What you will do: Gather each line of the entries below that includes "Model".

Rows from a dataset
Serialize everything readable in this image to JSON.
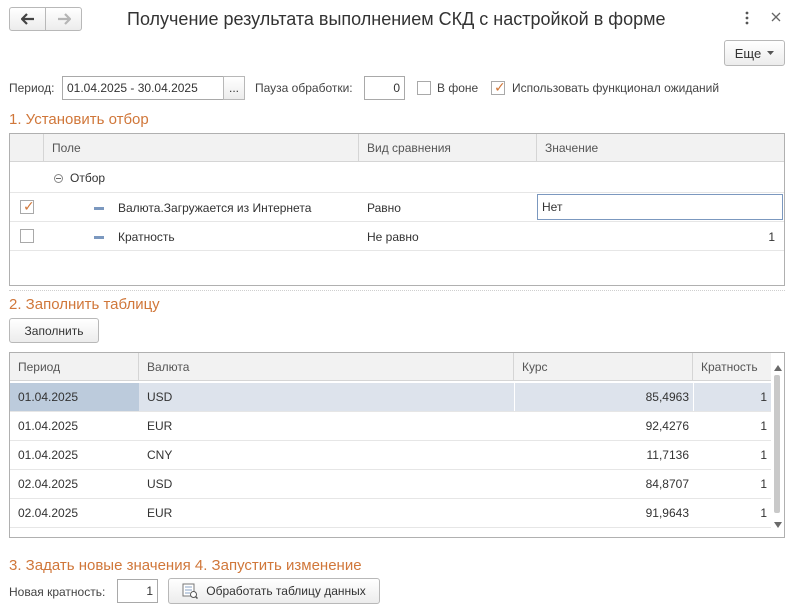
{
  "header": {
    "title": "Получение результата выполнением СКД с настройкой в форме",
    "more_label": "Еще"
  },
  "params": {
    "period_label": "Период:",
    "period_value": "01.04.2025 - 30.04.2025",
    "period_select": "...",
    "pause_label": "Пауза обработки:",
    "pause_value": "0",
    "background_label": "В фоне",
    "background_checked": false,
    "wait_label": "Использовать функционал ожиданий",
    "wait_checked": true
  },
  "section1": {
    "title": "1. Установить отбор",
    "columns": [
      "Поле",
      "Вид сравнения",
      "Значение"
    ],
    "group_label": "Отбор",
    "rows": [
      {
        "checked": true,
        "field": "Валюта.Загружается из Интернета",
        "comparison": "Равно",
        "value": "Нет"
      },
      {
        "checked": false,
        "field": "Кратность",
        "comparison": "Не равно",
        "value": "1"
      }
    ]
  },
  "section2": {
    "title": "2. Заполнить таблицу",
    "fill_button": "Заполнить",
    "columns": [
      "Период",
      "Валюта",
      "Курс",
      "Кратность"
    ],
    "rows": [
      {
        "period": "01.04.2025",
        "currency": "USD",
        "rate": "85,4963",
        "multiplicity": "1"
      },
      {
        "period": "01.04.2025",
        "currency": "EUR",
        "rate": "92,4276",
        "multiplicity": "1"
      },
      {
        "period": "01.04.2025",
        "currency": "CNY",
        "rate": "11,7136",
        "multiplicity": "1"
      },
      {
        "period": "02.04.2025",
        "currency": "USD",
        "rate": "84,8707",
        "multiplicity": "1"
      },
      {
        "period": "02.04.2025",
        "currency": "EUR",
        "rate": "91,9643",
        "multiplicity": "1"
      }
    ]
  },
  "section3": {
    "title": "3. Задать новые значения 4. Запустить изменение",
    "new_mult_label": "Новая кратность:",
    "new_mult_value": "1",
    "process_button": "Обработать таблицу данных"
  },
  "colors": {
    "accent": "#d0773a",
    "selected_row": "#dde3ec",
    "selected_cell": "#bccbdc"
  }
}
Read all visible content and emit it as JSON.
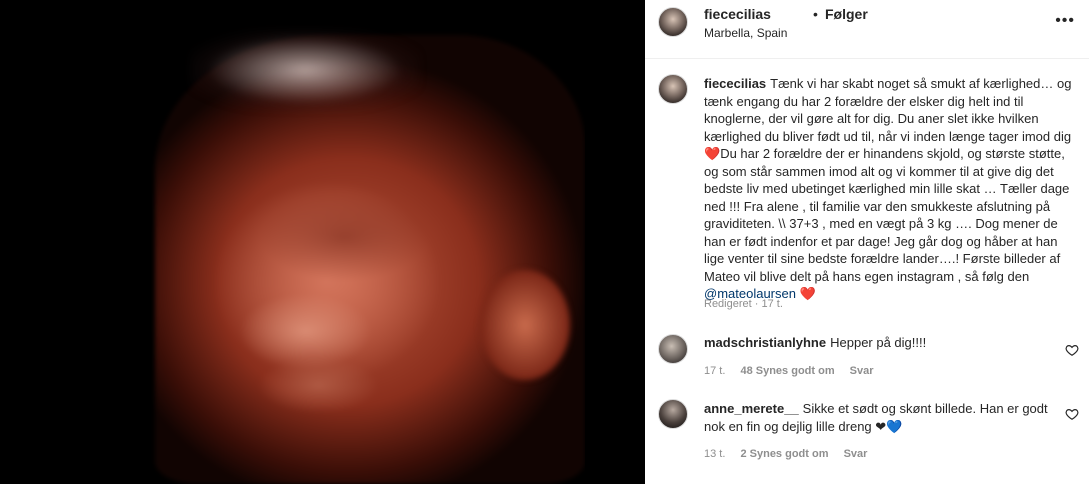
{
  "media": {
    "description_icon": "ultrasound-photo"
  },
  "header": {
    "username": "fiececilias",
    "separator": "•",
    "follow_label": "Følger",
    "location": "Marbella, Spain"
  },
  "caption": {
    "username": "fiececilias",
    "text_part1": "Tænk vi har skabt noget så smukt af kærlighed… og tænk engang du har 2 forældre der elsker dig helt ind til knoglerne, der vil gøre alt for dig. Du aner slet ikke hvilken kærlighed du bliver født ud til, når vi inden længe tager imod dig ",
    "heart1": "❤️",
    "text_part2": "Du har 2 forældre der er hinandens skjold, og største støtte, og som står sammen imod alt og vi kommer til at give dig det bedste liv med ubetinget kærlighed min lille skat … Tæller dage ned !!! Fra alene , til familie var den smukkeste afslutning på graviditeten. \\\\ 37+3 , med en vægt på 3 kg …. Dog mener de han er født indenfor et par dage! Jeg går dog og håber at han lige venter til sine bedste forældre lander….! Første billeder af Mateo vil blive delt på hans egen instagram , så følg den ",
    "mention": "@mateolaursen",
    "heart2": "❤️",
    "meta": "Redigeret · 17 t."
  },
  "comments": [
    {
      "username": "madschristianlyhne",
      "text": "Hepper på dig!!!!",
      "time": "17 t.",
      "likes": "48 Synes godt om",
      "reply": "Svar"
    },
    {
      "username": "anne_merete__",
      "text": "Sikke et sødt og skønt billede. Han er godt nok en fin og dejlig lille dreng ❤💙",
      "time": "13 t.",
      "likes": "2 Synes godt om",
      "reply": "Svar"
    }
  ],
  "colors": {
    "text": "#262626",
    "muted": "#8e8e8e",
    "link": "#00376b",
    "heart": "#ed1c24"
  }
}
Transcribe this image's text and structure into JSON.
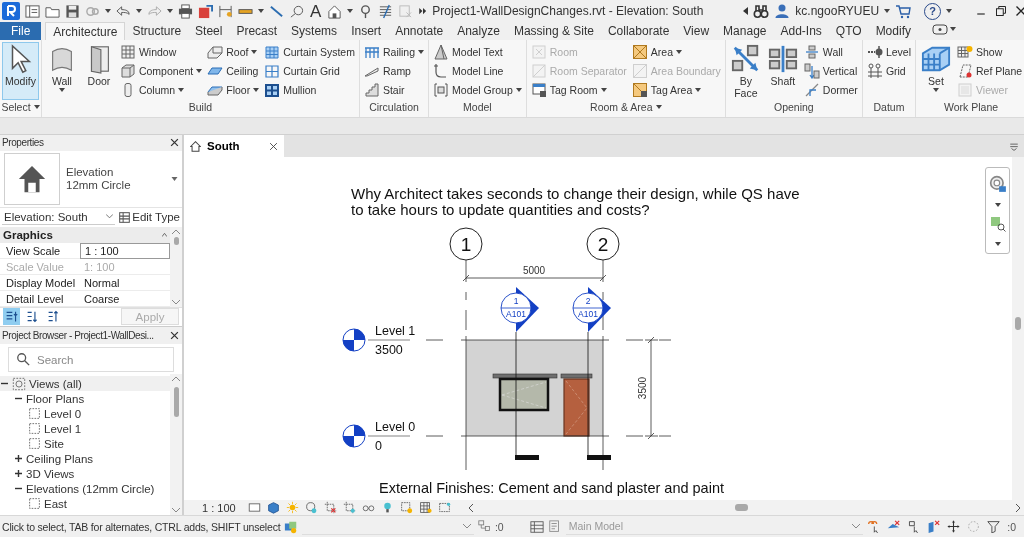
{
  "title_bar": {
    "text_tool": "A",
    "title": "Project1-WallDesignChanges.rvt - Elevation: South",
    "user": "kc.ngooRYUEU",
    "help": "?"
  },
  "ribbon_tabs": [
    {
      "label": "File",
      "kind": "file",
      "selected": false
    },
    {
      "label": "Architecture",
      "kind": "tab",
      "selected": true
    },
    {
      "label": "Structure",
      "kind": "tab",
      "selected": false
    },
    {
      "label": "Steel",
      "kind": "tab",
      "selected": false
    },
    {
      "label": "Precast",
      "kind": "tab",
      "selected": false
    },
    {
      "label": "Systems",
      "kind": "tab",
      "selected": false
    },
    {
      "label": "Insert",
      "kind": "tab",
      "selected": false
    },
    {
      "label": "Annotate",
      "kind": "tab",
      "selected": false
    },
    {
      "label": "Analyze",
      "kind": "tab",
      "selected": false
    },
    {
      "label": "Massing & Site",
      "kind": "tab",
      "selected": false
    },
    {
      "label": "Collaborate",
      "kind": "tab",
      "selected": false
    },
    {
      "label": "View",
      "kind": "tab",
      "selected": false
    },
    {
      "label": "Manage",
      "kind": "tab",
      "selected": false
    },
    {
      "label": "Add-Ins",
      "kind": "tab",
      "selected": false
    },
    {
      "label": "QTO",
      "kind": "tab",
      "selected": false
    },
    {
      "label": "Modify",
      "kind": "tab",
      "selected": false
    }
  ],
  "ribbon_panels": [
    {
      "title": "Select",
      "menu": true,
      "groups": [
        {
          "kind": "large",
          "label": "Modify",
          "dropdown": false,
          "disabled": false,
          "selected": true
        }
      ]
    },
    {
      "title": "Build",
      "menu": false,
      "groups": [
        {
          "kind": "large",
          "label": "Wall",
          "dropdown": true,
          "disabled": false,
          "selected": false
        },
        {
          "kind": "large",
          "label": "Door",
          "dropdown": false,
          "disabled": false,
          "selected": false
        },
        {
          "kind": "stack",
          "items": [
            {
              "label": "Window",
              "dropdown": false,
              "disabled": false,
              "selected": false
            },
            {
              "label": "Component",
              "dropdown": true,
              "disabled": false,
              "selected": false
            },
            {
              "label": "Column",
              "dropdown": true,
              "disabled": false,
              "selected": false
            }
          ]
        },
        {
          "kind": "stack",
          "items": [
            {
              "label": "Roof",
              "dropdown": true,
              "disabled": false,
              "selected": false
            },
            {
              "label": "Ceiling",
              "dropdown": false,
              "disabled": false,
              "selected": false
            },
            {
              "label": "Floor",
              "dropdown": true,
              "disabled": false,
              "selected": false
            }
          ]
        },
        {
          "kind": "stack",
          "items": [
            {
              "label": "Curtain System",
              "dropdown": false,
              "disabled": false,
              "selected": false
            },
            {
              "label": "Curtain Grid",
              "dropdown": false,
              "disabled": false,
              "selected": false
            },
            {
              "label": "Mullion",
              "dropdown": false,
              "disabled": false,
              "selected": false
            }
          ]
        }
      ]
    },
    {
      "title": "Circulation",
      "menu": false,
      "groups": [
        {
          "kind": "stack",
          "items": [
            {
              "label": "Railing",
              "dropdown": true,
              "disabled": false,
              "selected": false
            },
            {
              "label": "Ramp",
              "dropdown": false,
              "disabled": false,
              "selected": false
            },
            {
              "label": "Stair",
              "dropdown": false,
              "disabled": false,
              "selected": false
            }
          ]
        }
      ]
    },
    {
      "title": "Model",
      "menu": false,
      "groups": [
        {
          "kind": "stack",
          "items": [
            {
              "label": "Model Text",
              "dropdown": false,
              "disabled": false,
              "selected": false
            },
            {
              "label": "Model Line",
              "dropdown": false,
              "disabled": false,
              "selected": false
            },
            {
              "label": "Model Group",
              "dropdown": true,
              "disabled": false,
              "selected": false
            }
          ]
        }
      ]
    },
    {
      "title": "Room & Area",
      "menu": true,
      "groups": [
        {
          "kind": "stack",
          "items": [
            {
              "label": "Room",
              "dropdown": false,
              "disabled": true,
              "selected": false
            },
            {
              "label": "Room Separator",
              "dropdown": false,
              "disabled": true,
              "selected": false
            },
            {
              "label": "Tag Room",
              "dropdown": true,
              "disabled": false,
              "selected": false
            }
          ]
        },
        {
          "kind": "stack",
          "items": [
            {
              "label": "Area",
              "dropdown": true,
              "disabled": false,
              "selected": false
            },
            {
              "label": "Area Boundary",
              "dropdown": false,
              "disabled": true,
              "selected": false
            },
            {
              "label": "Tag Area",
              "dropdown": true,
              "disabled": false,
              "selected": false
            }
          ]
        }
      ]
    },
    {
      "title": "Opening",
      "menu": false,
      "groups": [
        {
          "kind": "large",
          "label": "By Face",
          "dropdown": false,
          "disabled": false,
          "selected": false
        },
        {
          "kind": "large",
          "label": "Shaft",
          "dropdown": false,
          "disabled": false,
          "selected": false
        },
        {
          "kind": "stack",
          "items": [
            {
              "label": "Wall",
              "dropdown": false,
              "disabled": false,
              "selected": false
            },
            {
              "label": "Vertical",
              "dropdown": false,
              "disabled": false,
              "selected": false
            },
            {
              "label": "Dormer",
              "dropdown": false,
              "disabled": false,
              "selected": false
            }
          ]
        }
      ]
    },
    {
      "title": "Datum",
      "menu": false,
      "groups": [
        {
          "kind": "stack",
          "items": [
            {
              "label": "Level",
              "dropdown": false,
              "disabled": false,
              "selected": false
            },
            {
              "label": "Grid",
              "dropdown": false,
              "disabled": false,
              "selected": false
            }
          ]
        }
      ]
    },
    {
      "title": "Work Plane",
      "menu": false,
      "groups": [
        {
          "kind": "large",
          "label": "Set",
          "dropdown": true,
          "disabled": false,
          "selected": false
        },
        {
          "kind": "stack",
          "items": [
            {
              "label": "Show",
              "dropdown": false,
              "disabled": false,
              "selected": false
            },
            {
              "label": "Ref Plane",
              "dropdown": false,
              "disabled": false,
              "selected": false
            },
            {
              "label": "Viewer",
              "dropdown": false,
              "disabled": true,
              "selected": false
            }
          ]
        }
      ]
    }
  ],
  "properties": {
    "title": "Properties",
    "type_family": "Elevation",
    "type_name": "12mm Circle",
    "instance_selector": "Elevation: South",
    "edit_type": "Edit Type",
    "group": {
      "label": "Graphics",
      "expanded": true
    },
    "rows": [
      {
        "label": "View Scale",
        "value": "1 : 100",
        "kind": "input",
        "disabled": false
      },
      {
        "label": "Scale Value",
        "value": "1: 100",
        "kind": "text",
        "disabled": true
      },
      {
        "label": "Display Model",
        "value": "Normal",
        "kind": "text",
        "disabled": false
      },
      {
        "label": "Detail Level",
        "value": "Coarse",
        "kind": "text",
        "disabled": false
      }
    ],
    "sort_buttons": [
      {
        "selected": true
      },
      {
        "selected": false
      },
      {
        "selected": false
      }
    ],
    "apply": {
      "label": "Apply",
      "disabled": true
    }
  },
  "project_browser": {
    "title": "Project Browser - Project1-WallDesi...",
    "search": {
      "placeholder": "Search"
    },
    "tree": [
      {
        "label": "Views (all)",
        "kind": "root",
        "expanded": true,
        "children": [
          {
            "label": "Floor Plans",
            "kind": "group",
            "expanded": true,
            "children": [
              {
                "label": "Level 0",
                "kind": "view"
              },
              {
                "label": "Level 1",
                "kind": "view"
              },
              {
                "label": "Site",
                "kind": "view"
              }
            ]
          },
          {
            "label": "Ceiling Plans",
            "kind": "group",
            "expanded": false
          },
          {
            "label": "3D Views",
            "kind": "group",
            "expanded": false
          },
          {
            "label": "Elevations (12mm Circle)",
            "kind": "group",
            "expanded": true,
            "children": [
              {
                "label": "East",
                "kind": "view"
              }
            ]
          }
        ]
      }
    ]
  },
  "view": {
    "tabs": [
      {
        "label": "South",
        "selected": true
      }
    ],
    "note": "Why Architect takes seconds to change their design, while QS have to take hours to update quantities and costs?",
    "grids": [
      {
        "label": "1"
      },
      {
        "label": "2"
      }
    ],
    "width_dimension": "5000",
    "sections": [
      {
        "number": "1",
        "sheet": "A101"
      },
      {
        "number": "2",
        "sheet": "A101"
      }
    ],
    "levels": [
      {
        "name": "Level 1",
        "elevation": "3500"
      },
      {
        "name": "Level 0",
        "elevation": "0"
      }
    ],
    "height_dimension": "3500",
    "caption": "External Finishes: Cement and sand plaster and paint"
  },
  "view_control_bar": {
    "scale": "1 : 100"
  },
  "status_bar": {
    "message": "Click to select, TAB for alternates, CTRL adds, SHIFT unselect",
    "workset_count": ":0",
    "design_option": "Main Model",
    "filter_count": ":0"
  }
}
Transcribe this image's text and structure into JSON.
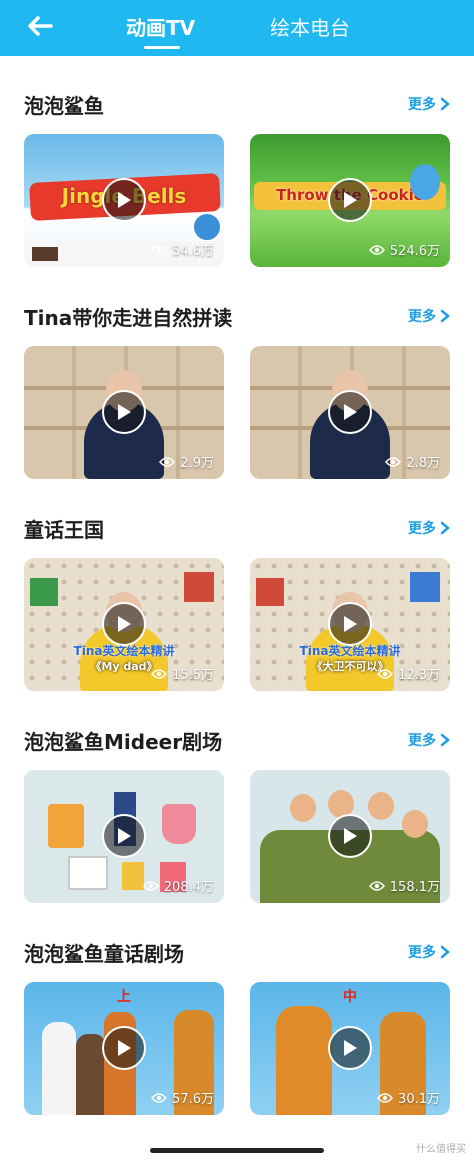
{
  "header": {
    "tabs": [
      {
        "label": "动画TV"
      },
      {
        "label": "绘本电台"
      }
    ]
  },
  "more_label": "更多",
  "sections": [
    {
      "title": "泡泡鲨鱼",
      "videos": [
        {
          "views": "54.6万",
          "caption": "Jingle Bells"
        },
        {
          "views": "524.6万",
          "caption": "Throw the Cookie"
        }
      ]
    },
    {
      "title": "Tina带你走进自然拼读",
      "videos": [
        {
          "views": "2.9万"
        },
        {
          "views": "2.8万"
        }
      ]
    },
    {
      "title": "童话王国",
      "videos": [
        {
          "views": "15.5万",
          "caption": "Tina英文绘本精讲",
          "sub": "《My dad》"
        },
        {
          "views": "12.3万",
          "caption": "Tina英文绘本精讲",
          "sub": "《大卫不可以》"
        }
      ]
    },
    {
      "title": "泡泡鲨鱼Mideer剧场",
      "videos": [
        {
          "views": "208.4万"
        },
        {
          "views": "158.1万"
        }
      ]
    },
    {
      "title": "泡泡鲨鱼童话剧场",
      "videos": [
        {
          "views": "57.6万",
          "caption": "上"
        },
        {
          "views": "30.1万",
          "caption": "中"
        }
      ]
    }
  ],
  "watermark": "什么值得买"
}
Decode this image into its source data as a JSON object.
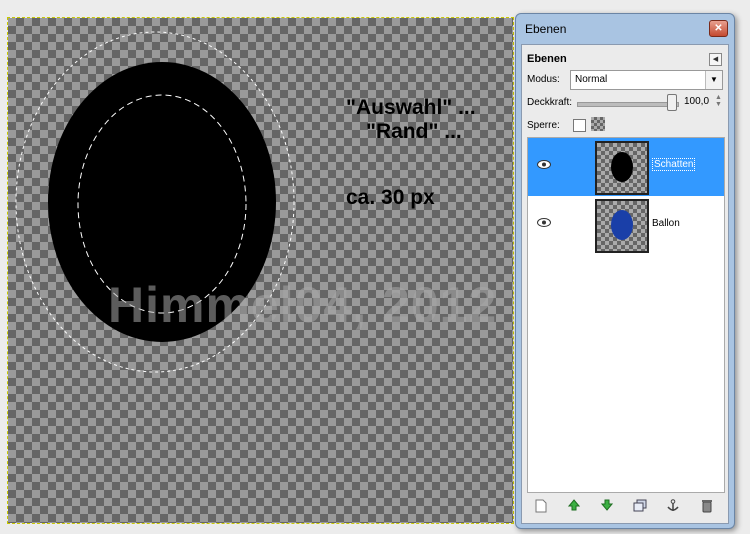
{
  "canvas": {
    "annotation_line1": "\"Auswahl\" ...",
    "annotation_line2": "\"Rand\" ...",
    "annotation_line3": "ca. 30 px",
    "watermark": "Himmel04, 2012"
  },
  "dialog": {
    "title": "Ebenen",
    "close_icon": "close-icon",
    "panel_header": "Ebenen",
    "mode_label": "Modus:",
    "mode_value": "Normal",
    "opacity_label": "Deckkraft:",
    "opacity_value": "100,0",
    "opacity_fraction": 1.0,
    "lock_label": "Sperre:",
    "layers": [
      {
        "name": "Schatten",
        "selected": true,
        "thumb_color": "#000000"
      },
      {
        "name": "Ballon",
        "selected": false,
        "thumb_color": "#1a3fa8"
      }
    ],
    "toolbar_icons": [
      "new-layer-icon",
      "raise-layer-icon",
      "lower-layer-icon",
      "duplicate-layer-icon",
      "anchor-layer-icon",
      "delete-layer-icon"
    ]
  },
  "colors": {
    "selection_highlight": "#3399ff",
    "dialog_frame": "#a9c4e2",
    "raise_lower_arrows": "#3cb043"
  }
}
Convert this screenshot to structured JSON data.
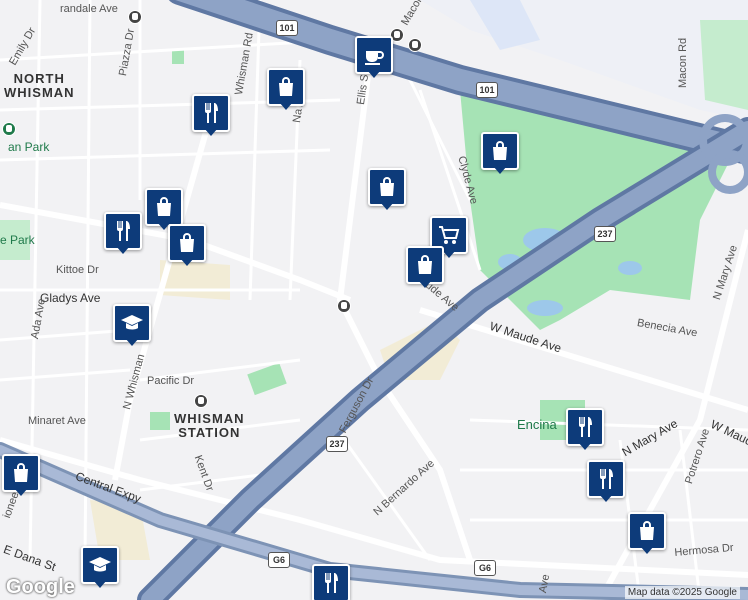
{
  "map": {
    "attribution": "Map data ©2025 Google",
    "logo": "Google",
    "colors": {
      "background": "#f2f2f4",
      "park": "#a6e3b5",
      "water": "#9dc8ea",
      "freeway": "#7d93b5",
      "road": "#ffffff",
      "pin": "#0d3b7a",
      "airfield": "#eef0f6"
    }
  },
  "labels": {
    "north_whisman": "NORTH\nWHISMAN",
    "whisman_station": "WHISMAN\nSTATION",
    "encina": "Encina",
    "an_park": "an Park",
    "e_park": "e Park",
    "streets": {
      "randale_ave": "randale Ave",
      "emily_dr": "Emily Dr",
      "piazza_dr": "Piazza Dr",
      "whisman_rd": "Whisman Rd",
      "n_whisman": "N Whisman",
      "ellis_st": "Ellis St",
      "macon_rd_top": "Macon Rd",
      "macon_rd": "Macon Rd",
      "clyde_ave": "Clyde Ave",
      "kittoe_dr": "Kittoe Dr",
      "gladys_ave": "Gladys Ave",
      "ada_ave": "Ada Ave",
      "pacific_dr": "Pacific Dr",
      "minaret_ave": "Minaret Ave",
      "central_expy": "Central Expy",
      "e_dana_st": "E Dana St",
      "ferguson_dr": "Ferguson Dr",
      "n_bernardo_ave": "N Bernardo Ave",
      "w_maude_ave": "W Maude Ave",
      "maude_ave_short": "ude Ave",
      "benecia_ave": "Benecia Ave",
      "n_mary_ave_top": "N Mary Ave",
      "n_mary_ave": "N Mary Ave",
      "w_maude_right": "W Maude",
      "potrero_ave": "Potrero Ave",
      "hermosa_dr": "Hermosa Dr",
      "kent_dr": "Kent Dr",
      "pioneer": "ioneer",
      "ave_bottom": "Ave",
      "na_ave": "Na  Ave"
    },
    "shields": {
      "us101_a": "101",
      "us101_b": "101",
      "ca237_a": "237",
      "ca237_b": "237",
      "g6_a": "G6",
      "g6_b": "G6"
    }
  },
  "pins": [
    {
      "id": "cafe-1",
      "icon": "coffee-icon"
    },
    {
      "id": "shopping-1",
      "icon": "shopping-bag-icon"
    },
    {
      "id": "restaurant-1",
      "icon": "fork-knife-icon"
    },
    {
      "id": "shopping-2",
      "icon": "shopping-bag-icon"
    },
    {
      "id": "shopping-3",
      "icon": "shopping-bag-icon"
    },
    {
      "id": "grocery-1",
      "icon": "shopping-cart-icon"
    },
    {
      "id": "shopping-4",
      "icon": "shopping-bag-icon"
    },
    {
      "id": "shopping-5",
      "icon": "shopping-bag-icon"
    },
    {
      "id": "restaurant-2",
      "icon": "fork-knife-icon"
    },
    {
      "id": "shopping-6",
      "icon": "shopping-bag-icon"
    },
    {
      "id": "school-1",
      "icon": "graduation-cap-icon"
    },
    {
      "id": "restaurant-3",
      "icon": "fork-knife-icon"
    },
    {
      "id": "restaurant-4",
      "icon": "fork-knife-icon"
    },
    {
      "id": "shopping-7",
      "icon": "shopping-bag-icon"
    },
    {
      "id": "shopping-8",
      "icon": "shopping-bag-icon"
    },
    {
      "id": "school-2",
      "icon": "graduation-cap-icon"
    },
    {
      "id": "restaurant-5",
      "icon": "fork-knife-icon"
    }
  ]
}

Answer to this task:
      "title": "Model",
              "label": "Model Text",
              "label": "Model Line",
              "label": "Model Group",
        "label": "Display Model",
    "design_option": "Main Model",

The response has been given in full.